▶ _Directive_
Take the material below and write it all out again exactly.

***** Listing

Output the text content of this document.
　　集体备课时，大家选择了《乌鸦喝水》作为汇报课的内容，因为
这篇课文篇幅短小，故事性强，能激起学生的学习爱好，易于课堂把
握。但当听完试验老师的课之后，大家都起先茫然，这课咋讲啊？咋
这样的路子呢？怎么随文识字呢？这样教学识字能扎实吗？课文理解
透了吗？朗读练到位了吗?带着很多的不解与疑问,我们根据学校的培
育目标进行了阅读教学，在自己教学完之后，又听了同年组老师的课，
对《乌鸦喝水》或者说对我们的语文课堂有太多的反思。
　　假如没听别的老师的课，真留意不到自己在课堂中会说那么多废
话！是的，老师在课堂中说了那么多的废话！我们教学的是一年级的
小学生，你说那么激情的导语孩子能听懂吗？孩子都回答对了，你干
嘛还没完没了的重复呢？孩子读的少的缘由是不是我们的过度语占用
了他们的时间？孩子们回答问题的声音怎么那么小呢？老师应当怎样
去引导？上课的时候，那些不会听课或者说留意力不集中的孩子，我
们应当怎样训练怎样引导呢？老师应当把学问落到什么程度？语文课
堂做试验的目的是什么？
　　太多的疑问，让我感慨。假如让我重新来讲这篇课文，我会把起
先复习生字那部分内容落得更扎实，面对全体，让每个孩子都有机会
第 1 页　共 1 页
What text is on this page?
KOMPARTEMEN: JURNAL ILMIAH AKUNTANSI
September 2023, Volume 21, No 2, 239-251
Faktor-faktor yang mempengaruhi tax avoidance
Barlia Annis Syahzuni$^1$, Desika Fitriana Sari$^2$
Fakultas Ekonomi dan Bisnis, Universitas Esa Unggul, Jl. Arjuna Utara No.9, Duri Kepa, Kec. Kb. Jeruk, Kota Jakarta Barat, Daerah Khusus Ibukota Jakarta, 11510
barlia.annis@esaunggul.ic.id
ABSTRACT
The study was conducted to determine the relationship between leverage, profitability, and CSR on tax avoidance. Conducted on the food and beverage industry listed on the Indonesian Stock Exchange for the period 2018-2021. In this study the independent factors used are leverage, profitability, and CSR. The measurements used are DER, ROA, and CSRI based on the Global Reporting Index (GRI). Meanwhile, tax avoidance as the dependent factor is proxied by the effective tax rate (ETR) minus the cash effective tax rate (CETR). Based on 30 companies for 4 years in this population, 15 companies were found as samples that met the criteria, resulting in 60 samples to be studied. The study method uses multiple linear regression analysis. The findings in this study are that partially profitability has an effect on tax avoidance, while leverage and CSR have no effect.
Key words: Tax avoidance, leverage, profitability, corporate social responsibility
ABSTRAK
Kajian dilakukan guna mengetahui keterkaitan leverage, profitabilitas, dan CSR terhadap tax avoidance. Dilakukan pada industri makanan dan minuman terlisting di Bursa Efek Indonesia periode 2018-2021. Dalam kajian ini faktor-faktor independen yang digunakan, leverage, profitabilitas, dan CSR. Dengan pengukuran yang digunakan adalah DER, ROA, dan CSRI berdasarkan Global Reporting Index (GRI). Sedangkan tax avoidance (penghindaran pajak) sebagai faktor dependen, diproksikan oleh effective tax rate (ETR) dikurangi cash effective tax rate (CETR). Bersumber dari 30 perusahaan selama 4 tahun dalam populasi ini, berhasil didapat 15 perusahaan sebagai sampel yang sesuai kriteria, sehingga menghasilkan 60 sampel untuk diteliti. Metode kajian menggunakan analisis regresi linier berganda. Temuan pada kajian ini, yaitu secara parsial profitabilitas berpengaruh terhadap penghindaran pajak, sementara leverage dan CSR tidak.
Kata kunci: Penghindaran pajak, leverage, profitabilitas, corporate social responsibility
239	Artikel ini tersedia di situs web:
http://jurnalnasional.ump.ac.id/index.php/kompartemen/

**********

▶ _Response to the task_
Output the text content of this document.
　　集体备课时，大家选择了《乌鸦喝水》作为汇报课的内容，因为
这篇课文篇幅短小，故事性强，能激起学生的学习爱好，易于课堂把
握。但当听完试验老师的课之后，大家都起先茫然，这课咋讲啊？咋
这样的路子呢？怎么随文识字呢？这样教学识字能扎实吗？课文理解
透了吗？朗读练到位了吗?带着很多的不解与疑问,我们根据学校的培
育目标进行了阅读教学，在自己教学完之后，又听了同年组老师的课，
对《乌鸦喝水》或者说对我们的语文课堂有太多的反思。
　　假如没听别的老师的课，真留意不到自己在课堂中会说那么多废
话！是的，老师在课堂中说了那么多的废话！我们教学的是一年级的
小学生，你说那么激情的导语孩子能听懂吗？孩子都回答对了，你干
嘛还没完没了的重复呢？孩子读的少的缘由是不是我们的过度语占用
了他们的时间？孩子们回答问题的声音怎么那么小呢？老师应当怎样
去引导？上课的时候，那些不会听课或者说留意力不集中的孩子，我
们应当怎样训练怎样引导呢？老师应当把学问落到什么程度？语文课
堂做试验的目的是什么？
　　太多的疑问，让我感慨。假如让我重新来讲这篇课文，我会把起
先复习生字那部分内容落得更扎实，面对全体，让每个孩子都有机会
第 1 页　共 1 页
What text is on this page?
KOMPARTEMEN: JURNAL ILMIAH AKUNTANSI
September 2023, Volume 21, No 2, 239-251
Faktor-faktor yang mempengaruhi tax avoidance
Barlia Annis Syahzuni$^1$, Desika Fitriana Sari$^2$
Fakultas Ekonomi dan Bisnis, Universitas Esa Unggul, Jl. Arjuna Utara No.9, Duri Kepa, Kec. Kb. Jeruk, Kota Jakarta Barat, Daerah Khusus Ibukota Jakarta, 11510
barlia.annis@esaunggul.ic.id
ABSTRACT
The study was conducted to determine the relationship between leverage, profitability, and CSR on tax avoidance. Conducted on the food and beverage industry listed on the Indonesian Stock Exchange for the period 2018-2021. In this study the independent factors used are leverage, profitability, and CSR. The measurements used are DER, ROA, and CSRI based on the Global Reporting Index (GRI). Meanwhile, tax avoidance as the dependent factor is proxied by the effective tax rate (ETR) minus the cash effective tax rate (CETR). Based on 30 companies for 4 years in this population, 15 companies were found as samples that met the criteria, resulting in 60 samples to be studied. The study method uses multiple linear regression analysis. The findings in this study are that partially profitability has an effect on tax avoidance, while leverage and CSR have no effect.
Key words: Tax avoidance, leverage, profitability, corporate social responsibility
ABSTRAK
Kajian dilakukan guna mengetahui keterkaitan leverage, profitabilitas, dan CSR terhadap tax avoidance. Dilakukan pada industri makanan dan minuman terlisting di Bursa Efek Indonesia periode 2018-2021. Dalam kajian ini faktor-faktor independen yang digunakan, leverage, profitabilitas, dan CSR. Dengan pengukuran yang digunakan adalah DER, ROA, dan CSRI berdasarkan Global Reporting Index (GRI). Sedangkan tax avoidance (penghindaran pajak) sebagai faktor dependen, diproksikan oleh effective tax rate (ETR) dikurangi cash effective tax rate (CETR). Bersumber dari 30 perusahaan selama 4 tahun dalam populasi ini, berhasil didapat 15 perusahaan sebagai sampel yang sesuai kriteria, sehingga menghasilkan 60 sampel untuk diteliti. Metode kajian menggunakan analisis regresi linier berganda. Temuan pada kajian ini, yaitu secara parsial profitabilitas berpengaruh terhadap penghindaran pajak, sementara leverage dan CSR tidak.
Kata kunci: Penghindaran pajak, leverage, profitabilitas, corporate social responsibility
239	Artikel ini tersedia di situs web:
http://jurnalnasional.ump.ac.id/index.php/kompartemen/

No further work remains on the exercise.